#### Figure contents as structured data
>> START
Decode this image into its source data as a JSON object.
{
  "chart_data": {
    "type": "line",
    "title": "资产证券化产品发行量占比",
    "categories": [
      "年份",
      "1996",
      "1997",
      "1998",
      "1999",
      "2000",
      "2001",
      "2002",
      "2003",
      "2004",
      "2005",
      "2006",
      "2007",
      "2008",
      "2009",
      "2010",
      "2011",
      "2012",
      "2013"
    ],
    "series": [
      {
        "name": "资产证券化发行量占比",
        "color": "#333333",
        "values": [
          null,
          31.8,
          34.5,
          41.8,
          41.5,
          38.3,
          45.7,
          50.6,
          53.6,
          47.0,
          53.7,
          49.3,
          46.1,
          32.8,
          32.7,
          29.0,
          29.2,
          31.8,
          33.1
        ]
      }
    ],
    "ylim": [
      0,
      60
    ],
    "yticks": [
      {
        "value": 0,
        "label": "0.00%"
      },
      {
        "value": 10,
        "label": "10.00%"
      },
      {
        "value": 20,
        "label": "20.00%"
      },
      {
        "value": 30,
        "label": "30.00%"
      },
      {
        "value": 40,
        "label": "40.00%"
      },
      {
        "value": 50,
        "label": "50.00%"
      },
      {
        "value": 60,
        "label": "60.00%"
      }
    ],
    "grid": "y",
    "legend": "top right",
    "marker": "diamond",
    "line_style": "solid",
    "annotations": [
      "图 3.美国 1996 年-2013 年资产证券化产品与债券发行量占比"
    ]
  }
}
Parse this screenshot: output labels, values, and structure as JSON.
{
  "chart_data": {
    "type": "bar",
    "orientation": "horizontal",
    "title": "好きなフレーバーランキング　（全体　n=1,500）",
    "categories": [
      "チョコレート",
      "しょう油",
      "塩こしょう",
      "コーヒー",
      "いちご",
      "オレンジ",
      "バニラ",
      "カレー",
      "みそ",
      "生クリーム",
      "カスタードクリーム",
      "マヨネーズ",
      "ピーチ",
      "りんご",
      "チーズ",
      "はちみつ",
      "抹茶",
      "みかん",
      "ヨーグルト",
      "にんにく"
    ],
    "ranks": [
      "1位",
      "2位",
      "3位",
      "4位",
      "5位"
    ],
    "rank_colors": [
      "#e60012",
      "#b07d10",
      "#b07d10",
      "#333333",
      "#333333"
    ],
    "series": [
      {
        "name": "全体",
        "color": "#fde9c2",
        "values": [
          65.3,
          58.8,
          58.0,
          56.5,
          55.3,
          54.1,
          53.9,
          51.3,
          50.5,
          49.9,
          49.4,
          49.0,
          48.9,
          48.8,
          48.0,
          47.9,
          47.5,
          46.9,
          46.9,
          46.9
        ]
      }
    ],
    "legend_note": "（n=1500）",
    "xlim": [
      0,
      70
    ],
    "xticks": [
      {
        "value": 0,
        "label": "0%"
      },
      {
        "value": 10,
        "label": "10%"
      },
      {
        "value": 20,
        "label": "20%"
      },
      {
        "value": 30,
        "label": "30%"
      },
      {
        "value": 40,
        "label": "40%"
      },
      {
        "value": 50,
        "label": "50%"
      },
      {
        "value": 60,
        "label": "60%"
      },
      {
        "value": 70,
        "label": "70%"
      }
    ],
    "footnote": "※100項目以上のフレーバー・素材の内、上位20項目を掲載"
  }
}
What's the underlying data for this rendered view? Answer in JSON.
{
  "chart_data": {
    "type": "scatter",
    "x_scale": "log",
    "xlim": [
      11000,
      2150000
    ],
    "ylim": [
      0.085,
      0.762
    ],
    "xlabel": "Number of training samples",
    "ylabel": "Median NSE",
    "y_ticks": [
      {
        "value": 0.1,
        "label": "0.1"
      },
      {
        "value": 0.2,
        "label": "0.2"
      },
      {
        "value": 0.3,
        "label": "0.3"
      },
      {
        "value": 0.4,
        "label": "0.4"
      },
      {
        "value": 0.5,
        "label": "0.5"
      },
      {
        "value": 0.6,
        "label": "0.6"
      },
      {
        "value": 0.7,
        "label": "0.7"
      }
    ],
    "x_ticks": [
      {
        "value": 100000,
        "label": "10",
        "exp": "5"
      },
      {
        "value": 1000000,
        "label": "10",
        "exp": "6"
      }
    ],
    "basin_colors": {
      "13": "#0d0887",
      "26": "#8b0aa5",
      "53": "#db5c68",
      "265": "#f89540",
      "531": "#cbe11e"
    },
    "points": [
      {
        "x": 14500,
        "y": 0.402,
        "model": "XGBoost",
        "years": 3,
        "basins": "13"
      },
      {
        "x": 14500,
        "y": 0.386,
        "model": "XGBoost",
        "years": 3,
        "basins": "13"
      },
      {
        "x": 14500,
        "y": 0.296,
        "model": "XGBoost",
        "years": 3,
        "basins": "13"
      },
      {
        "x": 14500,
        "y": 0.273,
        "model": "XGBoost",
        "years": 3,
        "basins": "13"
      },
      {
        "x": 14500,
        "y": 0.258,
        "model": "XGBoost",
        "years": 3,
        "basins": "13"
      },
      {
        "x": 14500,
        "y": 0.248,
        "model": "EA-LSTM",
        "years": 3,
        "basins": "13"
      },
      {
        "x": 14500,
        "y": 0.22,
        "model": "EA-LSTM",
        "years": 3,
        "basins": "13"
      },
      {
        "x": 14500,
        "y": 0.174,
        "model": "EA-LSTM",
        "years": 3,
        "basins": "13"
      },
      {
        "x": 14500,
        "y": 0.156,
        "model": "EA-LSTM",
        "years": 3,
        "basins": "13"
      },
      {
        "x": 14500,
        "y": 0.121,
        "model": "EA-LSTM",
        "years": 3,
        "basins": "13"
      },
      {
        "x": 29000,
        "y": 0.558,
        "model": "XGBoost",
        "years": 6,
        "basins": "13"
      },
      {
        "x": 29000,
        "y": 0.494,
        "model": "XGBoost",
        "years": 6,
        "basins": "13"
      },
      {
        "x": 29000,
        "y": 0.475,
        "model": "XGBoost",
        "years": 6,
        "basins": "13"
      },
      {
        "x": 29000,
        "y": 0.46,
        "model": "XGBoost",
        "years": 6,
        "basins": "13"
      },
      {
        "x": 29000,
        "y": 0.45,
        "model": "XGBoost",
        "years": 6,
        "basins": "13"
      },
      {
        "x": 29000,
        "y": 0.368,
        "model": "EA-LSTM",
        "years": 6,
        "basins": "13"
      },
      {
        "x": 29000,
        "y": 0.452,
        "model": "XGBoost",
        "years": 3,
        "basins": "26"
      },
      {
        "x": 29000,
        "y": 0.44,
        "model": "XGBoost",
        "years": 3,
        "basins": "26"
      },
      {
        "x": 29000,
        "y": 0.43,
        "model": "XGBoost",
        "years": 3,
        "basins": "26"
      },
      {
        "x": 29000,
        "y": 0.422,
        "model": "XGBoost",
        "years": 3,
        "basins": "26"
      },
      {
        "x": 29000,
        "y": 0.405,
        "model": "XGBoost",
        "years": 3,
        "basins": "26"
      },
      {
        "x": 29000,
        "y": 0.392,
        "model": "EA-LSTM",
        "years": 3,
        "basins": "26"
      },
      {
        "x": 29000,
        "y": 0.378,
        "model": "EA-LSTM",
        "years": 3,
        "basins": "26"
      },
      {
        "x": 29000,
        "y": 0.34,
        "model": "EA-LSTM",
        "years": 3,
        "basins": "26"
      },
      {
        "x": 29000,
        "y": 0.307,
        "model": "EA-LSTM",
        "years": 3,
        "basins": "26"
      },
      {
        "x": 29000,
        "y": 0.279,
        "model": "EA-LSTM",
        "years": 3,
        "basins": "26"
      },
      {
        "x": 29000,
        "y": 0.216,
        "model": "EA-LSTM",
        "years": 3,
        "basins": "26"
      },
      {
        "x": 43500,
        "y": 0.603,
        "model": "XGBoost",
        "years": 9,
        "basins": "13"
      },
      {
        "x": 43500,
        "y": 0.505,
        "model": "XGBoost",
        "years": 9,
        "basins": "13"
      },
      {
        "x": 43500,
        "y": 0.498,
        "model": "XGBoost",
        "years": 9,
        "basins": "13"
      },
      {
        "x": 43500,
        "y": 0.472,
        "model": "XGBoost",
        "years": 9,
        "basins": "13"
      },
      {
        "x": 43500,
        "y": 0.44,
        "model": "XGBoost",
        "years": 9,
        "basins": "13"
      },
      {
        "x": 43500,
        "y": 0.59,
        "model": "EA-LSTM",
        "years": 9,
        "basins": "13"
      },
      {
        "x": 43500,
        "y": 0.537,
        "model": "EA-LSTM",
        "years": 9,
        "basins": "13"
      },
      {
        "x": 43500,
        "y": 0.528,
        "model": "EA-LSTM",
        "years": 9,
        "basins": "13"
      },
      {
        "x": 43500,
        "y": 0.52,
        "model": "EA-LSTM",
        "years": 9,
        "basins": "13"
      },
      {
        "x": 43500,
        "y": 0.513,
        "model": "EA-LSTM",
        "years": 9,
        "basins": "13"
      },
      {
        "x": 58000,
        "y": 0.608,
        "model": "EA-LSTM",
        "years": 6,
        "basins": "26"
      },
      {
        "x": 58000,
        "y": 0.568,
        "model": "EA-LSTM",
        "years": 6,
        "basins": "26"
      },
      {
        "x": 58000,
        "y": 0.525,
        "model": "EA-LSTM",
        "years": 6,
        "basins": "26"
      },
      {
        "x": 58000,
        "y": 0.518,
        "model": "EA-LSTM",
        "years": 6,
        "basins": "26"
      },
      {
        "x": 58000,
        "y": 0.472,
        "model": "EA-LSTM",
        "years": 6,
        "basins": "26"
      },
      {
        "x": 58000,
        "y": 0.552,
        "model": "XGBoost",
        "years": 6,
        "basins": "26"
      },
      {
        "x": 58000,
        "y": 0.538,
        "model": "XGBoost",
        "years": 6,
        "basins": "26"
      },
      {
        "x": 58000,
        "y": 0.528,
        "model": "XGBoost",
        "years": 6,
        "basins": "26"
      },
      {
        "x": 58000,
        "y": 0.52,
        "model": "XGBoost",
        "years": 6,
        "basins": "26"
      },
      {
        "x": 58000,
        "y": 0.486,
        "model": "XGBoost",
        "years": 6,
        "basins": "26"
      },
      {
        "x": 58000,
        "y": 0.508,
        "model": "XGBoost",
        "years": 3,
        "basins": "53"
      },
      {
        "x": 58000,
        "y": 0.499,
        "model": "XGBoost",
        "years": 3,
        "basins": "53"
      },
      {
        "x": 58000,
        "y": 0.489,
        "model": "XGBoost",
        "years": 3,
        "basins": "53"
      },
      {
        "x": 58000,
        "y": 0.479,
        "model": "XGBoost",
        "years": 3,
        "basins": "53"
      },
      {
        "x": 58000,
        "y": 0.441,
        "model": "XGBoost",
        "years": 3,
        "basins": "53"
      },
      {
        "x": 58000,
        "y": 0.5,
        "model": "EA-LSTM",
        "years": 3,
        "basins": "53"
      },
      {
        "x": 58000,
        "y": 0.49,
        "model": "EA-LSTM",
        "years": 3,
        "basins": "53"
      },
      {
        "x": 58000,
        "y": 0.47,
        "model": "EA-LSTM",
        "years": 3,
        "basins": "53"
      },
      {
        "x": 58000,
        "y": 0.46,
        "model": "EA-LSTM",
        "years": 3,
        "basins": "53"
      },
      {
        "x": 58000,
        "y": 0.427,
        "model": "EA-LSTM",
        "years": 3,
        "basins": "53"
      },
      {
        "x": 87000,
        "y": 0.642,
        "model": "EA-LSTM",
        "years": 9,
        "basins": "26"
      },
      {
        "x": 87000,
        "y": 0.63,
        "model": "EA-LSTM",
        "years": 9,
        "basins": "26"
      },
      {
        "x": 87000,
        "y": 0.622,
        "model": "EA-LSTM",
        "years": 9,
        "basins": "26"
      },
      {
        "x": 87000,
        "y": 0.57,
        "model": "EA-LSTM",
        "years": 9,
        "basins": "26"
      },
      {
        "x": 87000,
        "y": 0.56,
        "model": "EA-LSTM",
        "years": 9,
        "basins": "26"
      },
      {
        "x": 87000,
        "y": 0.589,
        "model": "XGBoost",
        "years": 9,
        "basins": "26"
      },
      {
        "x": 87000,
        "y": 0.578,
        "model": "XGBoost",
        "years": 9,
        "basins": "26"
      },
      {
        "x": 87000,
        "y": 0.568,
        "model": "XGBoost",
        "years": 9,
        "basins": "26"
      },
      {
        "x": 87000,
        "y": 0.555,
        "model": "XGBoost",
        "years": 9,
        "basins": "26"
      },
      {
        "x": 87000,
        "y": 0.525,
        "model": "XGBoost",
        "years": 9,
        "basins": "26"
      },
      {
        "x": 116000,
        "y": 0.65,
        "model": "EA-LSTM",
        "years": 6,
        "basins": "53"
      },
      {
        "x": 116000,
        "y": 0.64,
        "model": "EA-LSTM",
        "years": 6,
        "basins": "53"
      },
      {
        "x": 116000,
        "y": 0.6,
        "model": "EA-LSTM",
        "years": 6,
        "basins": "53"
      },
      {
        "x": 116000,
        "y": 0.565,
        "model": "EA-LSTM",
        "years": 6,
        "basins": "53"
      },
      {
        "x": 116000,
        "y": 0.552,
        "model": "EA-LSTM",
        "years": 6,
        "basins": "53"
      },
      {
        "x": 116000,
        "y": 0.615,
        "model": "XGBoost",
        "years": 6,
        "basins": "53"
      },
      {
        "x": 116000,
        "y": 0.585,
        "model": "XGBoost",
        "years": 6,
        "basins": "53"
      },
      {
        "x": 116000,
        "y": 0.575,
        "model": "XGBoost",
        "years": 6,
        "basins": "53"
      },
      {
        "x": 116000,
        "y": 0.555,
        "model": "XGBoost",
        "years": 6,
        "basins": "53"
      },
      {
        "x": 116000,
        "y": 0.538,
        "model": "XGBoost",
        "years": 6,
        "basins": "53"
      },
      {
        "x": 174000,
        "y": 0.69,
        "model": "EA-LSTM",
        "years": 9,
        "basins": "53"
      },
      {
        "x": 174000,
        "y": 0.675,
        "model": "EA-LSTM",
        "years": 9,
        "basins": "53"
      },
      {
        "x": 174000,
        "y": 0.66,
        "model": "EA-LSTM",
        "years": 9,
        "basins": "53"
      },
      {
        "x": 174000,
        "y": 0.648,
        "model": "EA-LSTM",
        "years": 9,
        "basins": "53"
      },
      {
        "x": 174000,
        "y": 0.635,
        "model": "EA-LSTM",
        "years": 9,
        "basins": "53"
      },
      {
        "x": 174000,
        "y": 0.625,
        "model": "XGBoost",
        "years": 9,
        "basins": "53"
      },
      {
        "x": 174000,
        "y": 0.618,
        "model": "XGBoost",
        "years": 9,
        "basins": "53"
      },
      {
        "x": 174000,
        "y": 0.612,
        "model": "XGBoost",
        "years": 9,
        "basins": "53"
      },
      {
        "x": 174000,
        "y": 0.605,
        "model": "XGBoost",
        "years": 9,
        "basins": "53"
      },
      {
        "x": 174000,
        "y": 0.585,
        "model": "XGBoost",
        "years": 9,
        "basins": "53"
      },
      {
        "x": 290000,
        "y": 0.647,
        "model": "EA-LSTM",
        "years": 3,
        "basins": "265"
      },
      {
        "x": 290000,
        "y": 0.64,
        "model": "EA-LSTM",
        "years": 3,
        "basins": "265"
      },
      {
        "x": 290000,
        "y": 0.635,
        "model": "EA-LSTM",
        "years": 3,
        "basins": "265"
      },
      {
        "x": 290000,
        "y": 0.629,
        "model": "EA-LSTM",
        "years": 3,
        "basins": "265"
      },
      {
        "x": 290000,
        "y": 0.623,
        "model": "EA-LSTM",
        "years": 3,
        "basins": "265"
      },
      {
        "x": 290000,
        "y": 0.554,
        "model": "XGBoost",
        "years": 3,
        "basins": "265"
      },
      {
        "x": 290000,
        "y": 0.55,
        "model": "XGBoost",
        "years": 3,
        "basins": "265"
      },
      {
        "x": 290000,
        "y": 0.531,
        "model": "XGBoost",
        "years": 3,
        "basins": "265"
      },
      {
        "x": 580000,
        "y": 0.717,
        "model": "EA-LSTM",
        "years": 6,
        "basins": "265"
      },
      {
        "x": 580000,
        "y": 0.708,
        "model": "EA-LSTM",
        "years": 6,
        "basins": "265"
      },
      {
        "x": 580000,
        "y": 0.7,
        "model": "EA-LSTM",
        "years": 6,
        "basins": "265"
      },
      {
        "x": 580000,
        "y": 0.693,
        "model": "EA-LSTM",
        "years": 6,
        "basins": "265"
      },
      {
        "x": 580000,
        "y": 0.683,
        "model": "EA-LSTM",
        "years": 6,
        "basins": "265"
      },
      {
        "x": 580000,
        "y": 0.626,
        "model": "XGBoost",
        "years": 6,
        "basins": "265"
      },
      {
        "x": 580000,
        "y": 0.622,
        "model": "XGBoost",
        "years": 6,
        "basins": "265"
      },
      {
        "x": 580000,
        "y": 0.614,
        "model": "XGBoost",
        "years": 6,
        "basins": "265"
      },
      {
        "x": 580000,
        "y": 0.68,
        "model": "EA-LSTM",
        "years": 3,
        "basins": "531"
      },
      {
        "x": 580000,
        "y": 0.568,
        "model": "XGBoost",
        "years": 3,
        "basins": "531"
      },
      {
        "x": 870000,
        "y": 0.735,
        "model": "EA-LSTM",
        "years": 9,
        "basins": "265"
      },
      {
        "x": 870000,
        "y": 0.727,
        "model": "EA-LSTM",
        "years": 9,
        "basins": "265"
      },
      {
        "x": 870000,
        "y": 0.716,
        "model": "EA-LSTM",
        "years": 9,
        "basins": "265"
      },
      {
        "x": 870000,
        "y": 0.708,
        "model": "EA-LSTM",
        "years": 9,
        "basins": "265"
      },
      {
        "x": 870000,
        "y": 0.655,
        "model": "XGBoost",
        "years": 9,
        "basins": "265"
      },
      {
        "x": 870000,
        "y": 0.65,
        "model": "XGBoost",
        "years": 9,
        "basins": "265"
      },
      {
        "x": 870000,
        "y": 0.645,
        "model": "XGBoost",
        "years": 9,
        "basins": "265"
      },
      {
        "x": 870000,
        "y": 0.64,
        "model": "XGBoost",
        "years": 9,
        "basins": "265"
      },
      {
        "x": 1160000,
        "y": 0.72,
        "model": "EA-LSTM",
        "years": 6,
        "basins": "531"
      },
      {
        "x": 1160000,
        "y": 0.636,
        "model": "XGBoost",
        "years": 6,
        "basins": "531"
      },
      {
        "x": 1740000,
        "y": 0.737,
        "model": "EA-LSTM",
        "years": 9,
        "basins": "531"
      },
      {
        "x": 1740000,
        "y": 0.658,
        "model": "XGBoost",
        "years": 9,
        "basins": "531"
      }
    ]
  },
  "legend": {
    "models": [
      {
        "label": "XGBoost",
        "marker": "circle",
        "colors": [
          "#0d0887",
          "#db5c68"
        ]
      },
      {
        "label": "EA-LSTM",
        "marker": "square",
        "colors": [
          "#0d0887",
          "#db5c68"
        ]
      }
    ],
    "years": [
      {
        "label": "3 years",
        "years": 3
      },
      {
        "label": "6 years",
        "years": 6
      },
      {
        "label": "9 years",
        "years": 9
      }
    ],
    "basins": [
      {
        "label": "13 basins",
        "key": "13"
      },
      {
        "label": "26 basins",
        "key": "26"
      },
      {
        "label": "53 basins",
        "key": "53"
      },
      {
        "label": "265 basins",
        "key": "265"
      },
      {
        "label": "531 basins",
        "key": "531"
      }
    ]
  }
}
>> END
#### Task description
Tally the lines of the listing that include "JSON". Reply with nothing but the count.

#### Problem solution
3